══ Given information

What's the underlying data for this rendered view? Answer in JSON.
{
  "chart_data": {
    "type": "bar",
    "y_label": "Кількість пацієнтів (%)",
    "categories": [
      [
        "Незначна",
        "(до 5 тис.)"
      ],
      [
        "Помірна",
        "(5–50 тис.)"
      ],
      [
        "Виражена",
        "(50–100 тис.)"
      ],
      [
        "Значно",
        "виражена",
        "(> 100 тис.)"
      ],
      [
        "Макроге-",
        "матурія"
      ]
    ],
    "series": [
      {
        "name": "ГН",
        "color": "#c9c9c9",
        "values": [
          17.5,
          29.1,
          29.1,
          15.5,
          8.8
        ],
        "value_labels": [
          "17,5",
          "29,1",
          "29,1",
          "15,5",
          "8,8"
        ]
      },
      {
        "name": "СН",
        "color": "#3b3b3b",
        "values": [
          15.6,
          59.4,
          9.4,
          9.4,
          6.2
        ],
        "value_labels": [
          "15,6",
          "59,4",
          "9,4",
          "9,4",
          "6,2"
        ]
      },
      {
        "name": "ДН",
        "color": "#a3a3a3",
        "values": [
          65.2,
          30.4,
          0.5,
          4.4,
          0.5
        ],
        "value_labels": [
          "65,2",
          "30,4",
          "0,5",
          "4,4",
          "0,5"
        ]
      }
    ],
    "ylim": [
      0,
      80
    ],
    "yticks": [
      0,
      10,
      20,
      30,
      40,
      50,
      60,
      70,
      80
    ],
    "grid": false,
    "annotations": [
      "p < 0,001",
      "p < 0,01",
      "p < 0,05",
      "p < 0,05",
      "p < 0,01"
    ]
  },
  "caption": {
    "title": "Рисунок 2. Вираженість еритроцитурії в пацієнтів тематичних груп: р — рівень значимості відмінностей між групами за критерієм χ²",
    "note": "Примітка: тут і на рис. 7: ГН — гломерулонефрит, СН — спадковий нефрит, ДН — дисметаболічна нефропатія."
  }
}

════

Directive → Retype the whole listing, matching it exactly.

Solution →
What's the underlying data for this rendered view? Answer in JSON.
{
  "chart_data": {
    "type": "bar",
    "y_label": "Кількість пацієнтів (%)",
    "categories": [
      [
        "Незначна",
        "(до 5 тис.)"
      ],
      [
        "Помірна",
        "(5–50 тис.)"
      ],
      [
        "Виражена",
        "(50–100 тис.)"
      ],
      [
        "Значно",
        "виражена",
        "(> 100 тис.)"
      ],
      [
        "Макроге-",
        "матурія"
      ]
    ],
    "series": [
      {
        "name": "ГН",
        "color": "#c9c9c9",
        "values": [
          17.5,
          29.1,
          29.1,
          15.5,
          8.8
        ],
        "value_labels": [
          "17,5",
          "29,1",
          "29,1",
          "15,5",
          "8,8"
        ]
      },
      {
        "name": "СН",
        "color": "#3b3b3b",
        "values": [
          15.6,
          59.4,
          9.4,
          9.4,
          6.2
        ],
        "value_labels": [
          "15,6",
          "59,4",
          "9,4",
          "9,4",
          "6,2"
        ]
      },
      {
        "name": "ДН",
        "color": "#a3a3a3",
        "values": [
          65.2,
          30.4,
          0.5,
          4.4,
          0.5
        ],
        "value_labels": [
          "65,2",
          "30,4",
          "0,5",
          "4,4",
          "0,5"
        ]
      }
    ],
    "ylim": [
      0,
      80
    ],
    "yticks": [
      0,
      10,
      20,
      30,
      40,
      50,
      60,
      70,
      80
    ],
    "grid": false,
    "annotations": [
      "p < 0,001",
      "p < 0,01",
      "p < 0,05",
      "p < 0,05",
      "p < 0,01"
    ]
  },
  "caption": {
    "title": "Рисунок 2. Вираженість еритроцитурії в пацієнтів тематичних груп: р — рівень значимості відмінностей між групами за критерієм χ²",
    "note": "Примітка: тут і на рис. 7: ГН — гломерулонефрит, СН — спадковий нефрит, ДН — дисметаболічна нефропатія."
  }
}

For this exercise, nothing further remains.